[DATA ENTRIES]:
┌────────

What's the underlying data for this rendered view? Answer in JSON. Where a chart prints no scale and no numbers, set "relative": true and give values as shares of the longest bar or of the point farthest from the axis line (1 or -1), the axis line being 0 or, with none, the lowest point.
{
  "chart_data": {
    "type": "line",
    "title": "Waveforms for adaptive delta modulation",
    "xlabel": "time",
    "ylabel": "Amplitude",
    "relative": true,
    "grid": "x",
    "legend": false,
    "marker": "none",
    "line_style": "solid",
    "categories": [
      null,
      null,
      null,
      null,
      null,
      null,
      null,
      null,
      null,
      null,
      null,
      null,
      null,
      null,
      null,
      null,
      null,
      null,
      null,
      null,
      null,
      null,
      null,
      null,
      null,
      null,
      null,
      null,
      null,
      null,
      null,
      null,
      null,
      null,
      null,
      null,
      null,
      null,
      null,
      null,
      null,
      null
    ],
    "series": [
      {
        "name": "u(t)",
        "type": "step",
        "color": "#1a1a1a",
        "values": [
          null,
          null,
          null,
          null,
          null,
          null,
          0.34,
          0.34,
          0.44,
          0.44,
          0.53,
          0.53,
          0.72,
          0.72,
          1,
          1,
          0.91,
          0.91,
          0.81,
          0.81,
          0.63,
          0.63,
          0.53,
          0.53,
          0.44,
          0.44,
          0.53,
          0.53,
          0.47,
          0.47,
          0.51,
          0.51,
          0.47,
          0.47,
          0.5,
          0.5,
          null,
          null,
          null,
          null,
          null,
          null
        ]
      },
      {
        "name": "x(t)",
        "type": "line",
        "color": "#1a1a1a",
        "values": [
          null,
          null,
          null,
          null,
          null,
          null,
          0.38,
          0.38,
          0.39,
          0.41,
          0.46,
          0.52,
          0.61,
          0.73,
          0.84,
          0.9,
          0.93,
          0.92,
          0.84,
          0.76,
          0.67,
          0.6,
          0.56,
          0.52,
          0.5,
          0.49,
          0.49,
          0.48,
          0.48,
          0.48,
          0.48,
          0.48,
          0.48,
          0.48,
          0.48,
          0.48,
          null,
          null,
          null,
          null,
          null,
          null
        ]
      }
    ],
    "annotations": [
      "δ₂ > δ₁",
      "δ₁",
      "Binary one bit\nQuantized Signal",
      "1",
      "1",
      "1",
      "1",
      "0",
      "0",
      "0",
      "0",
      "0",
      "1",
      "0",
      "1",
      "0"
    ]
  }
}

└────────

[WORK REQUIRED]: Return the lines above exactly, keeping every word.

[WRITTEN RESPONSE]:
What's the underlying data for this rendered view? Answer in JSON. Where a chart prints no scale and no numbers, set "relative": true and give values as shares of the longest bar or of the point farthest from the axis line (1 or -1), the axis line being 0 or, with none, the lowest point.
{
  "chart_data": {
    "type": "line",
    "title": "Waveforms for adaptive delta modulation",
    "xlabel": "time",
    "ylabel": "Amplitude",
    "relative": true,
    "grid": "x",
    "legend": false,
    "marker": "none",
    "line_style": "solid",
    "categories": [
      null,
      null,
      null,
      null,
      null,
      null,
      null,
      null,
      null,
      null,
      null,
      null,
      null,
      null,
      null,
      null,
      null,
      null,
      null,
      null,
      null,
      null,
      null,
      null,
      null,
      null,
      null,
      null,
      null,
      null,
      null,
      null,
      null,
      null,
      null,
      null,
      null,
      null,
      null,
      null,
      null,
      null
    ],
    "series": [
      {
        "name": "u(t)",
        "type": "step",
        "color": "#1a1a1a",
        "values": [
          null,
          null,
          null,
          null,
          null,
          null,
          0.34,
          0.34,
          0.44,
          0.44,
          0.53,
          0.53,
          0.72,
          0.72,
          1,
          1,
          0.91,
          0.91,
          0.81,
          0.81,
          0.63,
          0.63,
          0.53,
          0.53,
          0.44,
          0.44,
          0.53,
          0.53,
          0.47,
          0.47,
          0.51,
          0.51,
          0.47,
          0.47,
          0.5,
          0.5,
          null,
          null,
          null,
          null,
          null,
          null
        ]
      },
      {
        "name": "x(t)",
        "type": "line",
        "color": "#1a1a1a",
        "values": [
          null,
          null,
          null,
          null,
          null,
          null,
          0.38,
          0.38,
          0.39,
          0.41,
          0.46,
          0.52,
          0.61,
          0.73,
          0.84,
          0.9,
          0.93,
          0.92,
          0.84,
          0.76,
          0.67,
          0.6,
          0.56,
          0.52,
          0.5,
          0.49,
          0.49,
          0.48,
          0.48,
          0.48,
          0.48,
          0.48,
          0.48,
          0.48,
          0.48,
          0.48,
          null,
          null,
          null,
          null,
          null,
          null
        ]
      }
    ],
    "annotations": [
      "δ₂ > δ₁",
      "δ₁",
      "Binary one bit\nQuantized Signal",
      "1",
      "1",
      "1",
      "1",
      "0",
      "0",
      "0",
      "0",
      "0",
      "1",
      "0",
      "1",
      "0"
    ]
  }
}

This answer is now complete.